§ **What you will do**
Return, verbatim, the lines of the material between the line holding "- y-tick-label: 380: [10, 215, 35, 232]" and the line holding "- series-label: Sociale", inclusive.

start

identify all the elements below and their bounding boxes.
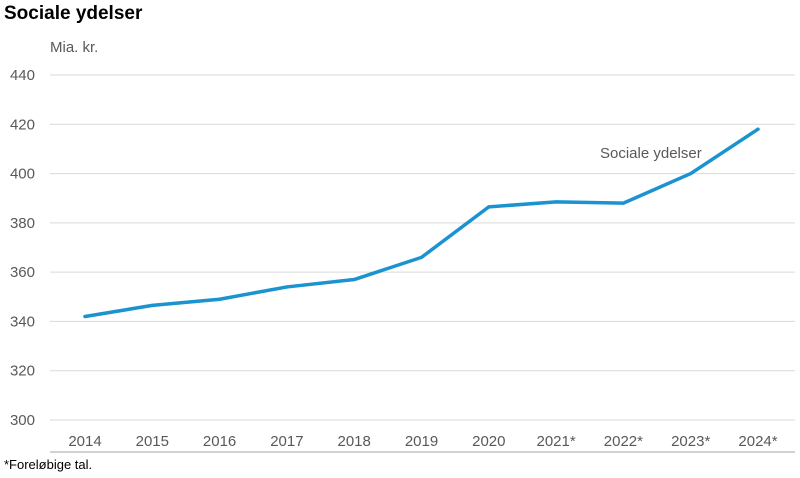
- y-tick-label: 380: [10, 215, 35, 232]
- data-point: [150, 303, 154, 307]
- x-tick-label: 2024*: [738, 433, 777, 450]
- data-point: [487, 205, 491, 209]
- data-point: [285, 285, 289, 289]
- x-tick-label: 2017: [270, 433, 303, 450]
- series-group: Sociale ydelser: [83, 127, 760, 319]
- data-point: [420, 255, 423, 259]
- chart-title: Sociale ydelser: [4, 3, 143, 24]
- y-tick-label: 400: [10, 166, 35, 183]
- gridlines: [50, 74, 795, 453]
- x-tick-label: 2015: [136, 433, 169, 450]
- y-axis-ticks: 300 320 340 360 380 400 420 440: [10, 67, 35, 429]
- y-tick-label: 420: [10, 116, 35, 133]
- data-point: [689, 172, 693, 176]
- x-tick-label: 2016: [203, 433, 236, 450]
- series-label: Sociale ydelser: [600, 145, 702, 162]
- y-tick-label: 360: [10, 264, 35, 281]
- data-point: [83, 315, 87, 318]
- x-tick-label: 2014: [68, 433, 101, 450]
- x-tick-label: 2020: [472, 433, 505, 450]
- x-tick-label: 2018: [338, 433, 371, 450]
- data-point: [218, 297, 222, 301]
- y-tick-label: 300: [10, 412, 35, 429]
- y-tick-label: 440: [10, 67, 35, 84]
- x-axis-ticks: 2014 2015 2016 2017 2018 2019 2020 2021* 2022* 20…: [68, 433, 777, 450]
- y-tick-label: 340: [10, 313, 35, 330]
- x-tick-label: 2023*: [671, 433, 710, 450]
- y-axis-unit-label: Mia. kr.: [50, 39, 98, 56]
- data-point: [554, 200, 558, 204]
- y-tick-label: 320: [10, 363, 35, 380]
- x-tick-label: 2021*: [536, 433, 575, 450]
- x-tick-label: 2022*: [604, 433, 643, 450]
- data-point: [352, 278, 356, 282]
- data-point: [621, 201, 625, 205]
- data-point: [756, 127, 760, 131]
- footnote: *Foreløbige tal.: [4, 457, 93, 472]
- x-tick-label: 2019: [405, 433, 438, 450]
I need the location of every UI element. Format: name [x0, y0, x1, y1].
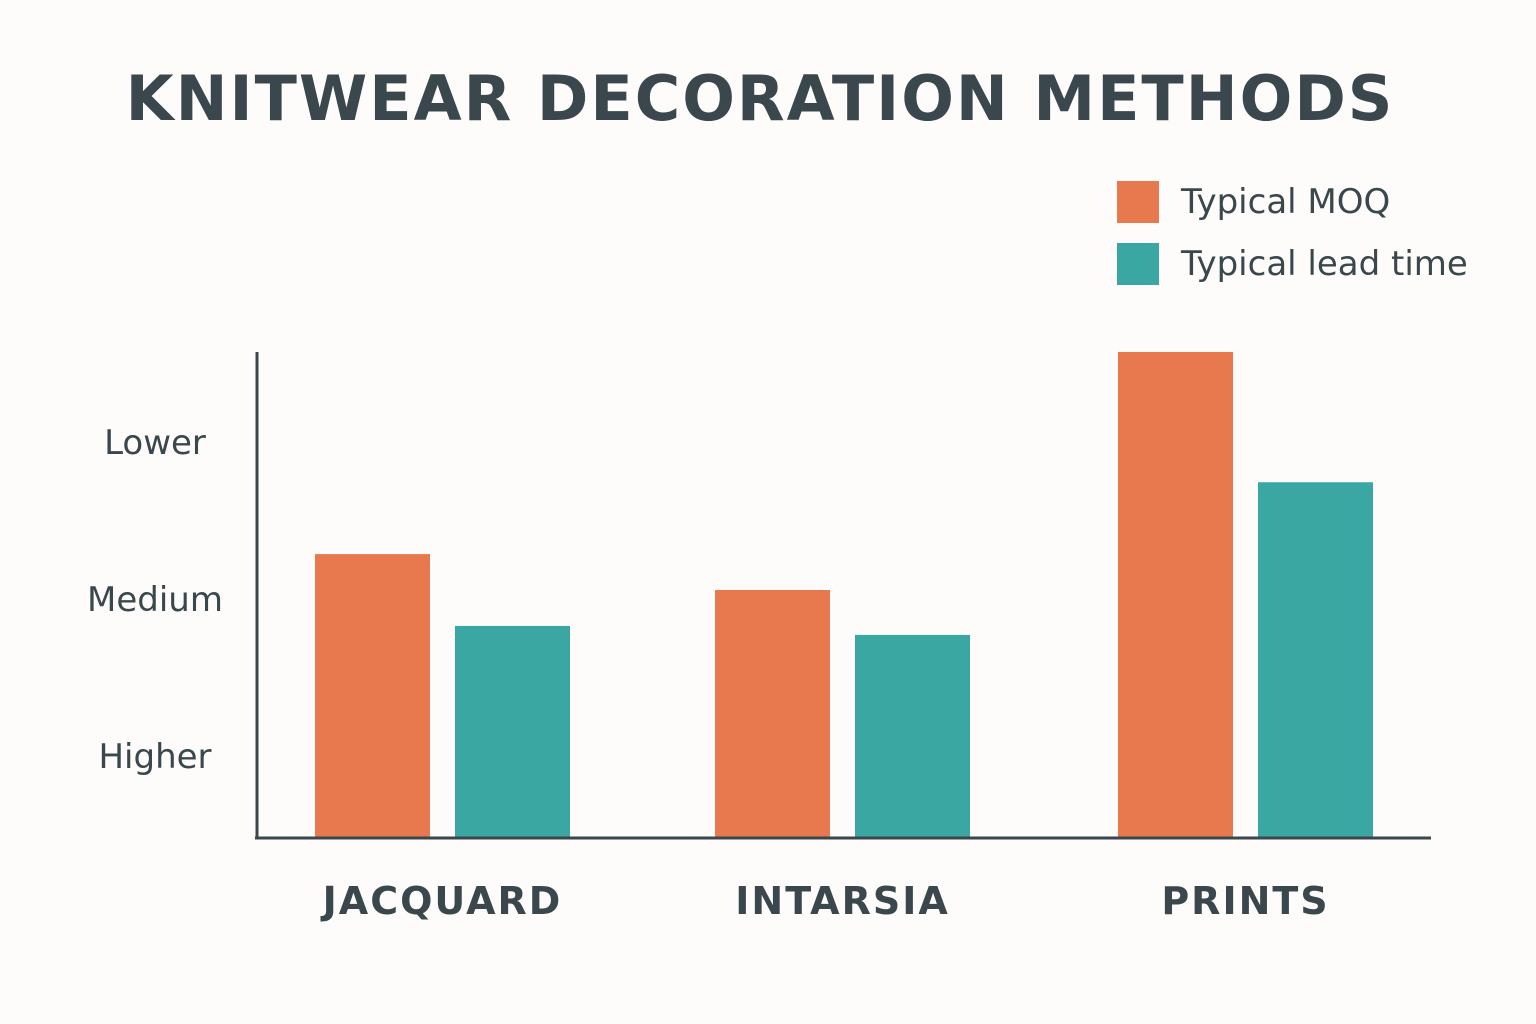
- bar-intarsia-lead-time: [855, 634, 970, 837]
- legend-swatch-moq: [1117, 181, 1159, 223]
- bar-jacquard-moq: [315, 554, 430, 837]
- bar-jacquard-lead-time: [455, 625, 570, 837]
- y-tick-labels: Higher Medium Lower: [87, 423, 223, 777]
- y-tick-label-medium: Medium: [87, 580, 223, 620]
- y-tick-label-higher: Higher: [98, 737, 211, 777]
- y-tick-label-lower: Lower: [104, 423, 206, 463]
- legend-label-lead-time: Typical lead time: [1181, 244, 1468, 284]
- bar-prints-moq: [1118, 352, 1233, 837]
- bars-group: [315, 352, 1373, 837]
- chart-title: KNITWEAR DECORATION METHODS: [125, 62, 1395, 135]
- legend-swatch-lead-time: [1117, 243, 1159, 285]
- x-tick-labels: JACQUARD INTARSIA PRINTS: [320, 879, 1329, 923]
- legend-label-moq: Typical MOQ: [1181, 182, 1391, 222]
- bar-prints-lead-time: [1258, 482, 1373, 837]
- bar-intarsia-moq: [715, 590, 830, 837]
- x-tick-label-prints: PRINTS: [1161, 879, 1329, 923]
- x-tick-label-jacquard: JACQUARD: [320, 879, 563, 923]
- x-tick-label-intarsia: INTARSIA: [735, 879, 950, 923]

end

§ **Response for this exercise**
- y-tick-label: 380: [10, 215, 35, 232]
- data-point: [150, 303, 154, 307]
- x-tick-label: 2024*: [738, 433, 777, 450]
- data-point: [487, 205, 491, 209]
- data-point: [285, 285, 289, 289]
- x-tick-label: 2017: [270, 433, 303, 450]
- series-group: Sociale ydelser: [83, 127, 760, 319]
- data-point: [420, 255, 423, 259]
- chart-title: Sociale ydelser: [4, 3, 143, 24]
- y-tick-label: 400: [10, 166, 35, 183]
- gridlines: [50, 74, 795, 453]
- x-tick-label: 2015: [136, 433, 169, 450]
- y-axis-ticks: 300 320 340 360 380 400 420 440: [10, 67, 35, 429]
- y-tick-label: 420: [10, 116, 35, 133]
- data-point: [689, 172, 693, 176]
- x-tick-label: 2016: [203, 433, 236, 450]
- series-label: Sociale ydelser: [600, 145, 702, 162]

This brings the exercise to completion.